▸ WRITTEN INSTRUCTION
Can you transcribe every record below exactly as it appears?

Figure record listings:
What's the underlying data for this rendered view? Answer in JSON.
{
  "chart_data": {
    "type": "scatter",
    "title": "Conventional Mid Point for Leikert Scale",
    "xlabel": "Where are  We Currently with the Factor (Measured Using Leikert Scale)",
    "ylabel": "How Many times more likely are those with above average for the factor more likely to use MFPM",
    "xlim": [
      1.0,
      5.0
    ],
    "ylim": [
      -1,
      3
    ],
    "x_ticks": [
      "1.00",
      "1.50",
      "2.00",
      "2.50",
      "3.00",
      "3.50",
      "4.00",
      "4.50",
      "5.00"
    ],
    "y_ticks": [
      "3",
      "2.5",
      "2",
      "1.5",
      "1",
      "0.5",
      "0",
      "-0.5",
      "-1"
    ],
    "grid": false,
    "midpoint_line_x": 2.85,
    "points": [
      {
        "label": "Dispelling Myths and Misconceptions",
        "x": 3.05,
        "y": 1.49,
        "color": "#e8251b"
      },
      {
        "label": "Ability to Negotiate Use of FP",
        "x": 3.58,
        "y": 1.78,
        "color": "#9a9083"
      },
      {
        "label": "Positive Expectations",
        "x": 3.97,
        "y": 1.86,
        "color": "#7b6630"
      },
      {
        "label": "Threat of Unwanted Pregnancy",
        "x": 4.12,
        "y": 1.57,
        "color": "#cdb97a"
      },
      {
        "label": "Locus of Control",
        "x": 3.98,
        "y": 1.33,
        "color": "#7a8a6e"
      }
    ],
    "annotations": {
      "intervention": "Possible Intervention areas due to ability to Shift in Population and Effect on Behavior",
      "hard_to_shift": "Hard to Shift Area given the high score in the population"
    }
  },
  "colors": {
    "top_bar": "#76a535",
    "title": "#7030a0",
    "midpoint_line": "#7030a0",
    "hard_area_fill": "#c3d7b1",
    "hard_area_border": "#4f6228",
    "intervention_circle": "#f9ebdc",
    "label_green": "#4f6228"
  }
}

▸ FINAL ANSWER
What's the underlying data for this rendered view? Answer in JSON.
{
  "chart_data": {
    "type": "scatter",
    "title": "Conventional Mid Point for Leikert Scale",
    "xlabel": "Where are  We Currently with the Factor (Measured Using Leikert Scale)",
    "ylabel": "How Many times more likely are those with above average for the factor more likely to use MFPM",
    "xlim": [
      1.0,
      5.0
    ],
    "ylim": [
      -1,
      3
    ],
    "x_ticks": [
      "1.00",
      "1.50",
      "2.00",
      "2.50",
      "3.00",
      "3.50",
      "4.00",
      "4.50",
      "5.00"
    ],
    "y_ticks": [
      "3",
      "2.5",
      "2",
      "1.5",
      "1",
      "0.5",
      "0",
      "-0.5",
      "-1"
    ],
    "grid": false,
    "midpoint_line_x": 2.85,
    "points": [
      {
        "label": "Dispelling Myths and Misconceptions",
        "x": 3.05,
        "y": 1.49,
        "color": "#e8251b"
      },
      {
        "label": "Ability to Negotiate Use of FP",
        "x": 3.58,
        "y": 1.78,
        "color": "#9a9083"
      },
      {
        "label": "Positive Expectations",
        "x": 3.97,
        "y": 1.86,
        "color": "#7b6630"
      },
      {
        "label": "Threat of Unwanted Pregnancy",
        "x": 4.12,
        "y": 1.57,
        "color": "#cdb97a"
      },
      {
        "label": "Locus of Control",
        "x": 3.98,
        "y": 1.33,
        "color": "#7a8a6e"
      }
    ],
    "annotations": {
      "intervention": "Possible Intervention areas due to ability to Shift in Population and Effect on Behavior",
      "hard_to_shift": "Hard to Shift Area given the high score in the population"
    }
  },
  "colors": {
    "top_bar": "#76a535",
    "title": "#7030a0",
    "midpoint_line": "#7030a0",
    "hard_area_fill": "#c3d7b1",
    "hard_area_border": "#4f6228",
    "intervention_circle": "#f9ebdc",
    "label_green": "#4f6228"
  }
}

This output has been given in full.